Search the material for the string "Natural", then return every line where it is found.

● AVAILABLE DATA:
*****

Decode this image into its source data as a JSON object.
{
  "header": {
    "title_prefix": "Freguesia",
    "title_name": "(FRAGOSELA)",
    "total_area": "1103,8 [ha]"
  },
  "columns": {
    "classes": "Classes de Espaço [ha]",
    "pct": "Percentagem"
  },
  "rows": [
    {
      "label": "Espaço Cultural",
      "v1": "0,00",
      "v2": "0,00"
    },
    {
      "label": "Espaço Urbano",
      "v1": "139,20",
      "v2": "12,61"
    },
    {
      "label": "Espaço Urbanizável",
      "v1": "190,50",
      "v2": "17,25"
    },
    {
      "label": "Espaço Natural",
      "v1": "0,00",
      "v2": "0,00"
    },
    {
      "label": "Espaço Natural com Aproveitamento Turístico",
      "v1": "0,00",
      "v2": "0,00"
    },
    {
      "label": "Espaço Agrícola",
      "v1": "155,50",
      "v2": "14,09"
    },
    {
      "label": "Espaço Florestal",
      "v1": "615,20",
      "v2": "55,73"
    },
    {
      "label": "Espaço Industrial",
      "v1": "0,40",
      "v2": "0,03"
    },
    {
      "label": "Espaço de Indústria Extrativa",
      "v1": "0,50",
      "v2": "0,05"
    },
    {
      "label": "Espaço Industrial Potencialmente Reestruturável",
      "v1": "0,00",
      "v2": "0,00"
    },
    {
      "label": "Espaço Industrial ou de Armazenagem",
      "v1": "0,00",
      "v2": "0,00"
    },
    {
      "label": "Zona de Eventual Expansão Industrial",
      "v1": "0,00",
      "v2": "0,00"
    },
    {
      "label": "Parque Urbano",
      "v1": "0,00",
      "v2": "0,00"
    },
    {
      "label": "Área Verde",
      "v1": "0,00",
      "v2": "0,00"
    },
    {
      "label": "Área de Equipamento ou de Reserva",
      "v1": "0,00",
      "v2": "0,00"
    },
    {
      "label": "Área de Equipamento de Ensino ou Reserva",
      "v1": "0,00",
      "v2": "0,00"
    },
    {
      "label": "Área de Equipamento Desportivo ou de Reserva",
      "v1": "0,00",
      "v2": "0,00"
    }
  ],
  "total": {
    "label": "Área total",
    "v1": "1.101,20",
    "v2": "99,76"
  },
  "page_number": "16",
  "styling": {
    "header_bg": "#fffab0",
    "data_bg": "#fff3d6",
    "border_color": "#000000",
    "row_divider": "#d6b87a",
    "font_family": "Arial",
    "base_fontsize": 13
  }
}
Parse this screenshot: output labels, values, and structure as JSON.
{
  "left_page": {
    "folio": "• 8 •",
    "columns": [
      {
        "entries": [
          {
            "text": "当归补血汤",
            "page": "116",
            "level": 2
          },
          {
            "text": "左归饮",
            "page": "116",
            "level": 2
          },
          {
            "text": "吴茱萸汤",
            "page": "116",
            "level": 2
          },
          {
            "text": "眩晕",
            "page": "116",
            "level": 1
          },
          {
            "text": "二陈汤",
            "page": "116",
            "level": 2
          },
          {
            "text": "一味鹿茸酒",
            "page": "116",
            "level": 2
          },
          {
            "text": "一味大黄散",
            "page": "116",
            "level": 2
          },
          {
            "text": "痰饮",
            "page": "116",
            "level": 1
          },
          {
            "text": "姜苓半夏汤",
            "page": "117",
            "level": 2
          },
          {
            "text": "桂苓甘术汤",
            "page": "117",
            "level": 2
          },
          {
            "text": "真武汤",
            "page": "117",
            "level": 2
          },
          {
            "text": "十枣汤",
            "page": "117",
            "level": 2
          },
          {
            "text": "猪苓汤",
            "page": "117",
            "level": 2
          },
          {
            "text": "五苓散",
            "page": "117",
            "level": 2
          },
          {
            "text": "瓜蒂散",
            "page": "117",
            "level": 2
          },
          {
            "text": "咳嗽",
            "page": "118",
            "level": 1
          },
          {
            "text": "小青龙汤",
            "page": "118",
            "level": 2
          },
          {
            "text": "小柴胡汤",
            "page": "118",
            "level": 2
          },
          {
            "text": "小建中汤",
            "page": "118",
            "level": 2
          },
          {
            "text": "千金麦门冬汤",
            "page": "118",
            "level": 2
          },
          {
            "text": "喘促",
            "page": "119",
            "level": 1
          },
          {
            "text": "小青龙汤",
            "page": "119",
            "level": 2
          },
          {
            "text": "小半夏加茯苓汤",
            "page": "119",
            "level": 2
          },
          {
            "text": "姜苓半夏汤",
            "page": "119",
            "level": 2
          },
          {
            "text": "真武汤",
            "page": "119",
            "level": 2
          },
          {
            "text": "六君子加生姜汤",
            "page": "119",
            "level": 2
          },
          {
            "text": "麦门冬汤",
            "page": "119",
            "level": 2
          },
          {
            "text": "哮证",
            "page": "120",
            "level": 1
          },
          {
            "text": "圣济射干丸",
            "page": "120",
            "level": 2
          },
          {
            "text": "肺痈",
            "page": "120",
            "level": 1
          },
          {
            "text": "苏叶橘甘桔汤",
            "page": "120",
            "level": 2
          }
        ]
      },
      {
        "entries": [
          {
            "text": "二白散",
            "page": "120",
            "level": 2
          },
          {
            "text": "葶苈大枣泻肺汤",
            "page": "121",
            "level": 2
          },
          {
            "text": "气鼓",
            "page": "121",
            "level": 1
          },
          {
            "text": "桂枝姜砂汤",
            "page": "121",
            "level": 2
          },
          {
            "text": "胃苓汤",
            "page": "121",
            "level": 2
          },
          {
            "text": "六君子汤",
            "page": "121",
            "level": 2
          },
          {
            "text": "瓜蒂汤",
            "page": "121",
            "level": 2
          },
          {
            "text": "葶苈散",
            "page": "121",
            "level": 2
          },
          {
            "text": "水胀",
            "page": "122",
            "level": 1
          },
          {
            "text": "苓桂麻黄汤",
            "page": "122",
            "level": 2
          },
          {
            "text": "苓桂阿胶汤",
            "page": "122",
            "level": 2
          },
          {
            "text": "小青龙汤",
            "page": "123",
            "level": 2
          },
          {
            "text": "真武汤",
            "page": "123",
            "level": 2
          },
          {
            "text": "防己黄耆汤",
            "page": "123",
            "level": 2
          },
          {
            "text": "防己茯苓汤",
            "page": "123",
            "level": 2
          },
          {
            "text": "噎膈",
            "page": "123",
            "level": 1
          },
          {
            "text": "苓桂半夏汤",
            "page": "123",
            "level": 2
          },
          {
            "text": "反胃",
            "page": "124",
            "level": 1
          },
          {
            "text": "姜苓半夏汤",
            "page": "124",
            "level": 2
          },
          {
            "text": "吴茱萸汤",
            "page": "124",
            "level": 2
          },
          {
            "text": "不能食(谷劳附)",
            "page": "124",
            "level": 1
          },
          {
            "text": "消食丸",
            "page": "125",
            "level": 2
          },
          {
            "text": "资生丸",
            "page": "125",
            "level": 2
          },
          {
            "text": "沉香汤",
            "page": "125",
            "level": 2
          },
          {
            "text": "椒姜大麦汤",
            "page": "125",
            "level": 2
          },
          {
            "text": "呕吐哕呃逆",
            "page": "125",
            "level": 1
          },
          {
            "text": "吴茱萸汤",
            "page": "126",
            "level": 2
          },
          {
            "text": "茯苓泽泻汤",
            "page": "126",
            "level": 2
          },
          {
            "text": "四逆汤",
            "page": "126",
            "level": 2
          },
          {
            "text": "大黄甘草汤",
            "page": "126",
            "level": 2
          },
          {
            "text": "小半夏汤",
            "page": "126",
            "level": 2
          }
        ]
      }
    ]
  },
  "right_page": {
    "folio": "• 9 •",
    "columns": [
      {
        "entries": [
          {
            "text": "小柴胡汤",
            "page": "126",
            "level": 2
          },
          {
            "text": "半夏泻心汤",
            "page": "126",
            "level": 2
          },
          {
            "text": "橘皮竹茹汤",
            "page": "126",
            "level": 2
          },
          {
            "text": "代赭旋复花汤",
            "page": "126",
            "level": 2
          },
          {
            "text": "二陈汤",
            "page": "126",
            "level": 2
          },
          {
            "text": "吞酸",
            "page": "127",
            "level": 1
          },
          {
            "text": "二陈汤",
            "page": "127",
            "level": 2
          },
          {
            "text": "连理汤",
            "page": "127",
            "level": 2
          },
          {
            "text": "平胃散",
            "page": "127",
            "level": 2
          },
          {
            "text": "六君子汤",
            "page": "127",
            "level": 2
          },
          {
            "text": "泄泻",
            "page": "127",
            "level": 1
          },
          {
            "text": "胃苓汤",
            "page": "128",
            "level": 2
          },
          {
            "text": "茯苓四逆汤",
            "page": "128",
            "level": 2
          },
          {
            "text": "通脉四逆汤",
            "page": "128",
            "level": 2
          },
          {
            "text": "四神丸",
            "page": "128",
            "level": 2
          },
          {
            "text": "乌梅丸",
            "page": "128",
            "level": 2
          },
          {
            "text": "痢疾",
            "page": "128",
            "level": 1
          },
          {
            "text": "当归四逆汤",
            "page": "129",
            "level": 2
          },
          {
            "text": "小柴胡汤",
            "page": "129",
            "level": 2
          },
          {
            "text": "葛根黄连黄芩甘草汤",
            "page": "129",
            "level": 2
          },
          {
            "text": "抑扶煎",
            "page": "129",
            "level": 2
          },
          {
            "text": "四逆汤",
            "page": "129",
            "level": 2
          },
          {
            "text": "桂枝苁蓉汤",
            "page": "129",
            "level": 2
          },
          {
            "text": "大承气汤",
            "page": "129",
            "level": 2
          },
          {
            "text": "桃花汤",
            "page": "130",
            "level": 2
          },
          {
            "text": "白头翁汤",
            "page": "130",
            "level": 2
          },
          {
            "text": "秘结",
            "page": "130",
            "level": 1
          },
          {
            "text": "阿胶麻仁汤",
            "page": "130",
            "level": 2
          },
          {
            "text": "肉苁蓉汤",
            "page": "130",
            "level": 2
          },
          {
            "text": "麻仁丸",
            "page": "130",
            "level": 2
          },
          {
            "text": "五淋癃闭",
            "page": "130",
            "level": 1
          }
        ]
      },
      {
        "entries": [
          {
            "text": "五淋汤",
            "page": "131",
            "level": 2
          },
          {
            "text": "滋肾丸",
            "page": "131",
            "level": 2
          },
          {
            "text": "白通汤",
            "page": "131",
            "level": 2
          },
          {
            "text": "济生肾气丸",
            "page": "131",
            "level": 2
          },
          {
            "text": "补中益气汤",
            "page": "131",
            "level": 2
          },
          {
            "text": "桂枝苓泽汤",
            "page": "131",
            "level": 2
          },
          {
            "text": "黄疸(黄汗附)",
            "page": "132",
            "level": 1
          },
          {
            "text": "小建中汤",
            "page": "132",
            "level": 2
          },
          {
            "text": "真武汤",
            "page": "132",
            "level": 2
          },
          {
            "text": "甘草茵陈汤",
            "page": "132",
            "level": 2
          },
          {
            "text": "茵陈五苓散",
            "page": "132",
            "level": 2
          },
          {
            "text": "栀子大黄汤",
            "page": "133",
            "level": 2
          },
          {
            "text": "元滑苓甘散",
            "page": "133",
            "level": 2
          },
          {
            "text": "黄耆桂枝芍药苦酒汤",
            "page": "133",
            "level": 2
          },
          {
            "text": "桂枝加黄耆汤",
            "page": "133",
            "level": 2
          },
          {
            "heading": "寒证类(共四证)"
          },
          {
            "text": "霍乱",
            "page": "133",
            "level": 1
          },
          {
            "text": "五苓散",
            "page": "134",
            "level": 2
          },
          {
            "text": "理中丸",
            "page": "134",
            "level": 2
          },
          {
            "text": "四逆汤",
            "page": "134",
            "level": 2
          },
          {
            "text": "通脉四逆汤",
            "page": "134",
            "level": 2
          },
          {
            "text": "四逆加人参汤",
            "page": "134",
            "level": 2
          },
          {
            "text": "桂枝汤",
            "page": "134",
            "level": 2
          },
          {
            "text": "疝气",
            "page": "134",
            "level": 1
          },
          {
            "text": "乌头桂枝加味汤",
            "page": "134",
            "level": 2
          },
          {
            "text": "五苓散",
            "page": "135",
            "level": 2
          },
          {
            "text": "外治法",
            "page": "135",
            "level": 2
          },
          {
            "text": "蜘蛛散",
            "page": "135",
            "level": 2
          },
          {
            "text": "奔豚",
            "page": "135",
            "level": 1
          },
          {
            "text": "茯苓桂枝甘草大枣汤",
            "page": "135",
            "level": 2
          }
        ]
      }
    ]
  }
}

*****

● FULL OUTPUT:
      "label": "Espaço Natural",
      "label": "Espaço Natural com Aproveitamento Turístico",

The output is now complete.